__TASK DIRECTIONS__: Search the material below for the string "difference" and list each line that holds it.

__MATERIAL TO PROCESS__:
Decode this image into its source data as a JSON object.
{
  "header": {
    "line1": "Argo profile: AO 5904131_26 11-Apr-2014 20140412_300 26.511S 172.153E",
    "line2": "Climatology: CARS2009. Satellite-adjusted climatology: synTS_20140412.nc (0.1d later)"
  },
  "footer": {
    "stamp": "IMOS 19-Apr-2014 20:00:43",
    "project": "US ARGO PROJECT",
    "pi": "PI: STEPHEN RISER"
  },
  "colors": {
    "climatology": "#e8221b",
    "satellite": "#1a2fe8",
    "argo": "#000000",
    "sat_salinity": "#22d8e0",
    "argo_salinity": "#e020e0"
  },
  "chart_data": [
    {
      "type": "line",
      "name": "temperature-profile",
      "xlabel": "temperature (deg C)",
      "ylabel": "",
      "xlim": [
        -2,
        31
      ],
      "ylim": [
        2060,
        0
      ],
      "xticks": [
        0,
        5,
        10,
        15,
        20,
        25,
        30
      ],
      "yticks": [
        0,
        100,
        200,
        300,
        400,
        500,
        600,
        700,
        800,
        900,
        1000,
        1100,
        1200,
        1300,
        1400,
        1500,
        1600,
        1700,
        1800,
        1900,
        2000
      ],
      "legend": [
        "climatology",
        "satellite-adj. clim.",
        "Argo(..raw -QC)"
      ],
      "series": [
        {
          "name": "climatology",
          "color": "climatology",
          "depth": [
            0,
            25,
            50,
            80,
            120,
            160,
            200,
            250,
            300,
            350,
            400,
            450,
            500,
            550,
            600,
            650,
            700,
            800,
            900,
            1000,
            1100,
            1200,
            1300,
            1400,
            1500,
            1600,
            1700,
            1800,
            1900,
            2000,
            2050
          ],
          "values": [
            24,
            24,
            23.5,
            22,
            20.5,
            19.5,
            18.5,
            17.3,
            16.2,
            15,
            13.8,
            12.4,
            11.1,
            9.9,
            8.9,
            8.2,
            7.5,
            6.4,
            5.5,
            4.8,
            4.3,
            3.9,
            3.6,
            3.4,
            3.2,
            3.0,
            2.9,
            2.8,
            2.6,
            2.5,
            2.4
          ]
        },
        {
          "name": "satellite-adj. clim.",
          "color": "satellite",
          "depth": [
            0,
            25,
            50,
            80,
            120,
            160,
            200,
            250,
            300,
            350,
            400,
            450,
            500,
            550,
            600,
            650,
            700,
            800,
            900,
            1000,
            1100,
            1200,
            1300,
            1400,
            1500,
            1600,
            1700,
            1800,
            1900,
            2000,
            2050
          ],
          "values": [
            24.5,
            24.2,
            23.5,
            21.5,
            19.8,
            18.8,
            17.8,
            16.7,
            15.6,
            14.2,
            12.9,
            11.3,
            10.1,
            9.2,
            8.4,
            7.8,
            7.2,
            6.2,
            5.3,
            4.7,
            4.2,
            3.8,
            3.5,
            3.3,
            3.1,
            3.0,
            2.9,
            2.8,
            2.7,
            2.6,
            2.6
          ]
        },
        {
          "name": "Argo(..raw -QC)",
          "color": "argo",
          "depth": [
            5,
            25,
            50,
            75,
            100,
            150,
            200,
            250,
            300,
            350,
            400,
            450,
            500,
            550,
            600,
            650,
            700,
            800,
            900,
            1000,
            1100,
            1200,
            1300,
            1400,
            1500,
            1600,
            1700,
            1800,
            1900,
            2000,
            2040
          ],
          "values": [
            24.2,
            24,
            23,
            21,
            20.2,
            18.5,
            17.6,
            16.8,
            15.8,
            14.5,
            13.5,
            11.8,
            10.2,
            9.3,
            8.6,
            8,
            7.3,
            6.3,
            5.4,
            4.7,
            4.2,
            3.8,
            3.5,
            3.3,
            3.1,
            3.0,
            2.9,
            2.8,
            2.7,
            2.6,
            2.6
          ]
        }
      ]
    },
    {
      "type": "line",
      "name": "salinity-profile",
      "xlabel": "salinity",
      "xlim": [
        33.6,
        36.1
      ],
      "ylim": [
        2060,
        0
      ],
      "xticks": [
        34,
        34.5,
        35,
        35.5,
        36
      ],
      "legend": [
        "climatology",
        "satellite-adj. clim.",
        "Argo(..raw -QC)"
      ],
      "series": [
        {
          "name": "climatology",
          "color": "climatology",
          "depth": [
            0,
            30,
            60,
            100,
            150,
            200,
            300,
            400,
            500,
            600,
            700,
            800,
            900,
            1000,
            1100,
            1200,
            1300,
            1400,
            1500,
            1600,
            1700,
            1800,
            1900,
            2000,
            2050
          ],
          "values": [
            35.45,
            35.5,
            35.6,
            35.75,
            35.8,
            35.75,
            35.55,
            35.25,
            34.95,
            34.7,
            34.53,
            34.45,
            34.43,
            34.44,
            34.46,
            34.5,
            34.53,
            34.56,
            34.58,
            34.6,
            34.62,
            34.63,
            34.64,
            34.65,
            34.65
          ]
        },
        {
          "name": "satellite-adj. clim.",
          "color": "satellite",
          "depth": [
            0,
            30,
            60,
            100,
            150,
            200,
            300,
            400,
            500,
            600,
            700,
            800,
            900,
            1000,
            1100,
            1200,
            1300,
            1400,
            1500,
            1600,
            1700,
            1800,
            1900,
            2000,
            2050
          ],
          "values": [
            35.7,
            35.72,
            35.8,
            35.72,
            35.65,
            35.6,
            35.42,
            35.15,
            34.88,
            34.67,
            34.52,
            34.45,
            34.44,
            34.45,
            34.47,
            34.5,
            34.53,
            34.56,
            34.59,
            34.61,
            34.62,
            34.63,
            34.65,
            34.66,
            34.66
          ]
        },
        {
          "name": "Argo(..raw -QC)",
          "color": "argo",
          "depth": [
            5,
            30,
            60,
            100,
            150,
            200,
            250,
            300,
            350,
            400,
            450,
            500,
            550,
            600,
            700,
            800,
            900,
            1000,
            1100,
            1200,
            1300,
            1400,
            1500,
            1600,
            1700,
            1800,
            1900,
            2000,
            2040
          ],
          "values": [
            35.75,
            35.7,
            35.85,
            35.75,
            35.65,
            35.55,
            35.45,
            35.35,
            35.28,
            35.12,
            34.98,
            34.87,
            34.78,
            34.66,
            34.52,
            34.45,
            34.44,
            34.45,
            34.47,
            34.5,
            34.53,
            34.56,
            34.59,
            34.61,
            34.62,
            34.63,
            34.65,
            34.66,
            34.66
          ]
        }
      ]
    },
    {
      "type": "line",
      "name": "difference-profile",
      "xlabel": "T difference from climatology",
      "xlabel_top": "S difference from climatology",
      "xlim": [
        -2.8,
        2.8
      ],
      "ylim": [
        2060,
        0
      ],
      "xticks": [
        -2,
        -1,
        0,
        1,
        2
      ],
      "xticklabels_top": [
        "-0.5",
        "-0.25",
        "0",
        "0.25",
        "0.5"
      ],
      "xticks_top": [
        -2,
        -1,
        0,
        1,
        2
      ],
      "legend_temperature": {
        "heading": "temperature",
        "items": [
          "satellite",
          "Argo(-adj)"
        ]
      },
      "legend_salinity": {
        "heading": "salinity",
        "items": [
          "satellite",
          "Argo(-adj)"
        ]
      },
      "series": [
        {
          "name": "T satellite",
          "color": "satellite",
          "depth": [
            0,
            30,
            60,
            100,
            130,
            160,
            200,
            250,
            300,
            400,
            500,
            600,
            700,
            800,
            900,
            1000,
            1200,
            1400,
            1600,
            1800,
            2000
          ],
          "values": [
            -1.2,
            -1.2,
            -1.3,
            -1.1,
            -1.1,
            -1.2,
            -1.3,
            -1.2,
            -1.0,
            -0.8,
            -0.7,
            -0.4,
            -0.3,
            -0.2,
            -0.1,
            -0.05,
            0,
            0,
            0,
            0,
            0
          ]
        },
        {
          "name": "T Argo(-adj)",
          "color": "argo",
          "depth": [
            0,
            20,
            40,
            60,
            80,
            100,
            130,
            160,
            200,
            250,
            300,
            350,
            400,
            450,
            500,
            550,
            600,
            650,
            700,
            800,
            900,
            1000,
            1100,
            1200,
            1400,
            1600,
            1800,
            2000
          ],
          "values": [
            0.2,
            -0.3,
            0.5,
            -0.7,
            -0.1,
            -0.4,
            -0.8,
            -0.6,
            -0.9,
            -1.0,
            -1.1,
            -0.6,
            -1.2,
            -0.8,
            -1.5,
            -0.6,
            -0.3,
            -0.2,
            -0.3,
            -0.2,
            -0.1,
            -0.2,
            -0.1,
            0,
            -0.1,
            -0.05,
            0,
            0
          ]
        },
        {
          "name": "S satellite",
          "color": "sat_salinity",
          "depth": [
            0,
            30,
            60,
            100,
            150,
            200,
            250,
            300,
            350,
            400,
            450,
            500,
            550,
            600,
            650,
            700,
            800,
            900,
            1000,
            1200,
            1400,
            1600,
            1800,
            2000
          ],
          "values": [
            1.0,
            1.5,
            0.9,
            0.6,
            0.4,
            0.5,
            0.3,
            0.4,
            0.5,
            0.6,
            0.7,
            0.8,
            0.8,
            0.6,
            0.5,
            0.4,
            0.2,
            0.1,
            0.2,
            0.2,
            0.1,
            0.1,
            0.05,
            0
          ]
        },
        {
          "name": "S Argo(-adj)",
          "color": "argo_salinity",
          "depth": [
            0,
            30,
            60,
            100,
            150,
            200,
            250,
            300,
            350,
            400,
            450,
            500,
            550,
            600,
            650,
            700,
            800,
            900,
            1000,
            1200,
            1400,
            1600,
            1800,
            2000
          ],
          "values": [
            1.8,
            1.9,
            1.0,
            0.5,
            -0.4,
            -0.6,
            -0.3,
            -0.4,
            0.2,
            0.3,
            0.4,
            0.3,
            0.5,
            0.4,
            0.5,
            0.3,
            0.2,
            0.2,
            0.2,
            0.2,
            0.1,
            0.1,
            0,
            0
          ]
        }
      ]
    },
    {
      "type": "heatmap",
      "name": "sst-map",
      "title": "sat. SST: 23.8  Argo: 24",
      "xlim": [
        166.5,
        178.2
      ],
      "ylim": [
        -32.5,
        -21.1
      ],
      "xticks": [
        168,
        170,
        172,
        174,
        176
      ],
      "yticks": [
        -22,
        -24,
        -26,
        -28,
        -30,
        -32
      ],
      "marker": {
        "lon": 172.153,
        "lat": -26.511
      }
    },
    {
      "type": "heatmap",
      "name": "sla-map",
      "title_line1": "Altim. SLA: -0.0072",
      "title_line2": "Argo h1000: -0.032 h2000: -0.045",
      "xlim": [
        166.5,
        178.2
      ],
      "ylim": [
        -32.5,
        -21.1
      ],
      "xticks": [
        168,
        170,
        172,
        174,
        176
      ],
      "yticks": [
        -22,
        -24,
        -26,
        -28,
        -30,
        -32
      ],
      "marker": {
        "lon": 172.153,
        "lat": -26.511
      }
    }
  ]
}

__TASK RESPONSE__:
      "name": "difference-profile",
      "xlabel": "T difference from climatology",
      "xlabel_top": "S difference from climatology",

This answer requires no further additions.